Repeat everything in the material exactly.
* START STORED ROWS *
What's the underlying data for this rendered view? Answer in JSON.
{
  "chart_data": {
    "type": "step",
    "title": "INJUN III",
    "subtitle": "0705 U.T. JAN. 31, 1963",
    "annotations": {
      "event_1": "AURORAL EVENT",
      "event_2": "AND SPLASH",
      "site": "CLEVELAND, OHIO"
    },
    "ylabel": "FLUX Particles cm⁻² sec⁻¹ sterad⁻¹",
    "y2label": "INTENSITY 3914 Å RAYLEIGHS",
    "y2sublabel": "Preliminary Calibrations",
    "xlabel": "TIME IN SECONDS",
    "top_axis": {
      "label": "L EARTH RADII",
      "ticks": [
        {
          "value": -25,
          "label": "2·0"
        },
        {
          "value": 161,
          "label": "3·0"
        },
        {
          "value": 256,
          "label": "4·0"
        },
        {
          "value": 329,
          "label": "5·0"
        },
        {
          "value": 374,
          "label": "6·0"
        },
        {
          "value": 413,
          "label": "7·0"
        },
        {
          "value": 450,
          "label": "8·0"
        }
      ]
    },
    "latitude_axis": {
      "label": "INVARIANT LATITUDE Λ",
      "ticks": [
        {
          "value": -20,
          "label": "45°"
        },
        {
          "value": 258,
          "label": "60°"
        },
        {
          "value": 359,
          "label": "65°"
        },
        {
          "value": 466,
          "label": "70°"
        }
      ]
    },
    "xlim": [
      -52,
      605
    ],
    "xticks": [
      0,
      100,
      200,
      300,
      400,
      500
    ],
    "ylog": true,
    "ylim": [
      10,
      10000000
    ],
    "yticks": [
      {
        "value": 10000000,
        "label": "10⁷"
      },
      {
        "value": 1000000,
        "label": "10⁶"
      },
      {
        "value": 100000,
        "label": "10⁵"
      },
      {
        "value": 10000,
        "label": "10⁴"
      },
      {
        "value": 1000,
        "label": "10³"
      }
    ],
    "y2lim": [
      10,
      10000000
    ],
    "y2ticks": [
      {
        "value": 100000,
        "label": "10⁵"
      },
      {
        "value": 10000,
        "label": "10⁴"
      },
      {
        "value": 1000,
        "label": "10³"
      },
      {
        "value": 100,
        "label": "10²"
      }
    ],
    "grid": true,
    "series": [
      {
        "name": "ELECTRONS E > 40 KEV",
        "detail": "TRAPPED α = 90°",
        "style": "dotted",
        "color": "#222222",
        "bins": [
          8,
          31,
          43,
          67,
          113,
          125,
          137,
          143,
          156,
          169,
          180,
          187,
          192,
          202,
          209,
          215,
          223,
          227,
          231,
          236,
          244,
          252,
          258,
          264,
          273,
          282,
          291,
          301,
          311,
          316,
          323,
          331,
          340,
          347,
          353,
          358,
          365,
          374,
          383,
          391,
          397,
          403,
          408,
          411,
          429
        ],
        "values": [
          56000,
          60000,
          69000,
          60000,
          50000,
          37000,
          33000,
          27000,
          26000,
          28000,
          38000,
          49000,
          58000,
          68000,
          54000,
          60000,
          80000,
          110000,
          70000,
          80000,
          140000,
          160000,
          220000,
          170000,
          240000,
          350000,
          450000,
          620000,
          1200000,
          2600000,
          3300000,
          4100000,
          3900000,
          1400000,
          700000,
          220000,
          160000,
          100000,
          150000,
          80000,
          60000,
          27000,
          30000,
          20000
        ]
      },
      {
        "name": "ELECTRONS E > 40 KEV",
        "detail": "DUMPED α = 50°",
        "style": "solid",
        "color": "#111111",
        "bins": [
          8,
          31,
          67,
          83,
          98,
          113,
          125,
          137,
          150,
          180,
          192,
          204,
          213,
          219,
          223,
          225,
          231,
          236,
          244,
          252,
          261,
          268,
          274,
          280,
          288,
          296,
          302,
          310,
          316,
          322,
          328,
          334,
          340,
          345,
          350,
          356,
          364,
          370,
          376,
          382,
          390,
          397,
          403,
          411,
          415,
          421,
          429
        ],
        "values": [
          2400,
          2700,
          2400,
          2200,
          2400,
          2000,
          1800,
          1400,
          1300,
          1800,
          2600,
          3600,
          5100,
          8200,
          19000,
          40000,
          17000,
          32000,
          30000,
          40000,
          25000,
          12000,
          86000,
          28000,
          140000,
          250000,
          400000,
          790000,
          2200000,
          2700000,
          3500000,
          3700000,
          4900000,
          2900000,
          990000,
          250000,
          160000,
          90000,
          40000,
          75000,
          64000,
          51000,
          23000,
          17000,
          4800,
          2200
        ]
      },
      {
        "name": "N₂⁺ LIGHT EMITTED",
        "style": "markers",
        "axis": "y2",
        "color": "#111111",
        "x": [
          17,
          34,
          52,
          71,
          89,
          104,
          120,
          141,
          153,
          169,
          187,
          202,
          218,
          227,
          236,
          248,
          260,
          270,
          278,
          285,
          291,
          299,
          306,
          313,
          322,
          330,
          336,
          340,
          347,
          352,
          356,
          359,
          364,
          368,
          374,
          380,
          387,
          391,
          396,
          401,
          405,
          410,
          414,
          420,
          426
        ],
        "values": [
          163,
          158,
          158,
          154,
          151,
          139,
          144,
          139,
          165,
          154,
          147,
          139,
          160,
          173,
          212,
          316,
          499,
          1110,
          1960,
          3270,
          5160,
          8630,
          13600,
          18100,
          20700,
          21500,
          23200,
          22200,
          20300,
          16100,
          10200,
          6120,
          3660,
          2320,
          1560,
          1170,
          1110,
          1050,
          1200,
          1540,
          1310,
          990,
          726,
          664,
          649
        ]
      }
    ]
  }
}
* END STORED ROWS *
• _REPLY TO THE EXERCISE_:
What's the underlying data for this rendered view? Answer in JSON.
{
  "chart_data": {
    "type": "step",
    "title": "INJUN III",
    "subtitle": "0705 U.T. JAN. 31, 1963",
    "annotations": {
      "event_1": "AURORAL EVENT",
      "event_2": "AND SPLASH",
      "site": "CLEVELAND, OHIO"
    },
    "ylabel": "FLUX Particles cm⁻² sec⁻¹ sterad⁻¹",
    "y2label": "INTENSITY 3914 Å RAYLEIGHS",
    "y2sublabel": "Preliminary Calibrations",
    "xlabel": "TIME IN SECONDS",
    "top_axis": {
      "label": "L EARTH RADII",
      "ticks": [
        {
          "value": -25,
          "label": "2·0"
        },
        {
          "value": 161,
          "label": "3·0"
        },
        {
          "value": 256,
          "label": "4·0"
        },
        {
          "value": 329,
          "label": "5·0"
        },
        {
          "value": 374,
          "label": "6·0"
        },
        {
          "value": 413,
          "label": "7·0"
        },
        {
          "value": 450,
          "label": "8·0"
        }
      ]
    },
    "latitude_axis": {
      "label": "INVARIANT LATITUDE Λ",
      "ticks": [
        {
          "value": -20,
          "label": "45°"
        },
        {
          "value": 258,
          "label": "60°"
        },
        {
          "value": 359,
          "label": "65°"
        },
        {
          "value": 466,
          "label": "70°"
        }
      ]
    },
    "xlim": [
      -52,
      605
    ],
    "xticks": [
      0,
      100,
      200,
      300,
      400,
      500
    ],
    "ylog": true,
    "ylim": [
      10,
      10000000
    ],
    "yticks": [
      {
        "value": 10000000,
        "label": "10⁷"
      },
      {
        "value": 1000000,
        "label": "10⁶"
      },
      {
        "value": 100000,
        "label": "10⁵"
      },
      {
        "value": 10000,
        "label": "10⁴"
      },
      {
        "value": 1000,
        "label": "10³"
      }
    ],
    "y2lim": [
      10,
      10000000
    ],
    "y2ticks": [
      {
        "value": 100000,
        "label": "10⁵"
      },
      {
        "value": 10000,
        "label": "10⁴"
      },
      {
        "value": 1000,
        "label": "10³"
      },
      {
        "value": 100,
        "label": "10²"
      }
    ],
    "grid": true,
    "series": [
      {
        "name": "ELECTRONS E > 40 KEV",
        "detail": "TRAPPED α = 90°",
        "style": "dotted",
        "color": "#222222",
        "bins": [
          8,
          31,
          43,
          67,
          113,
          125,
          137,
          143,
          156,
          169,
          180,
          187,
          192,
          202,
          209,
          215,
          223,
          227,
          231,
          236,
          244,
          252,
          258,
          264,
          273,
          282,
          291,
          301,
          311,
          316,
          323,
          331,
          340,
          347,
          353,
          358,
          365,
          374,
          383,
          391,
          397,
          403,
          408,
          411,
          429
        ],
        "values": [
          56000,
          60000,
          69000,
          60000,
          50000,
          37000,
          33000,
          27000,
          26000,
          28000,
          38000,
          49000,
          58000,
          68000,
          54000,
          60000,
          80000,
          110000,
          70000,
          80000,
          140000,
          160000,
          220000,
          170000,
          240000,
          350000,
          450000,
          620000,
          1200000,
          2600000,
          3300000,
          4100000,
          3900000,
          1400000,
          700000,
          220000,
          160000,
          100000,
          150000,
          80000,
          60000,
          27000,
          30000,
          20000
        ]
      },
      {
        "name": "ELECTRONS E > 40 KEV",
        "detail": "DUMPED α = 50°",
        "style": "solid",
        "color": "#111111",
        "bins": [
          8,
          31,
          67,
          83,
          98,
          113,
          125,
          137,
          150,
          180,
          192,
          204,
          213,
          219,
          223,
          225,
          231,
          236,
          244,
          252,
          261,
          268,
          274,
          280,
          288,
          296,
          302,
          310,
          316,
          322,
          328,
          334,
          340,
          345,
          350,
          356,
          364,
          370,
          376,
          382,
          390,
          397,
          403,
          411,
          415,
          421,
          429
        ],
        "values": [
          2400,
          2700,
          2400,
          2200,
          2400,
          2000,
          1800,
          1400,
          1300,
          1800,
          2600,
          3600,
          5100,
          8200,
          19000,
          40000,
          17000,
          32000,
          30000,
          40000,
          25000,
          12000,
          86000,
          28000,
          140000,
          250000,
          400000,
          790000,
          2200000,
          2700000,
          3500000,
          3700000,
          4900000,
          2900000,
          990000,
          250000,
          160000,
          90000,
          40000,
          75000,
          64000,
          51000,
          23000,
          17000,
          4800,
          2200
        ]
      },
      {
        "name": "N₂⁺ LIGHT EMITTED",
        "style": "markers",
        "axis": "y2",
        "color": "#111111",
        "x": [
          17,
          34,
          52,
          71,
          89,
          104,
          120,
          141,
          153,
          169,
          187,
          202,
          218,
          227,
          236,
          248,
          260,
          270,
          278,
          285,
          291,
          299,
          306,
          313,
          322,
          330,
          336,
          340,
          347,
          352,
          356,
          359,
          364,
          368,
          374,
          380,
          387,
          391,
          396,
          401,
          405,
          410,
          414,
          420,
          426
        ],
        "values": [
          163,
          158,
          158,
          154,
          151,
          139,
          144,
          139,
          165,
          154,
          147,
          139,
          160,
          173,
          212,
          316,
          499,
          1110,
          1960,
          3270,
          5160,
          8630,
          13600,
          18100,
          20700,
          21500,
          23200,
          22200,
          20300,
          16100,
          10200,
          6120,
          3660,
          2320,
          1560,
          1170,
          1110,
          1050,
          1200,
          1540,
          1310,
          990,
          726,
          664,
          649
        ]
      }
    ]
  }
}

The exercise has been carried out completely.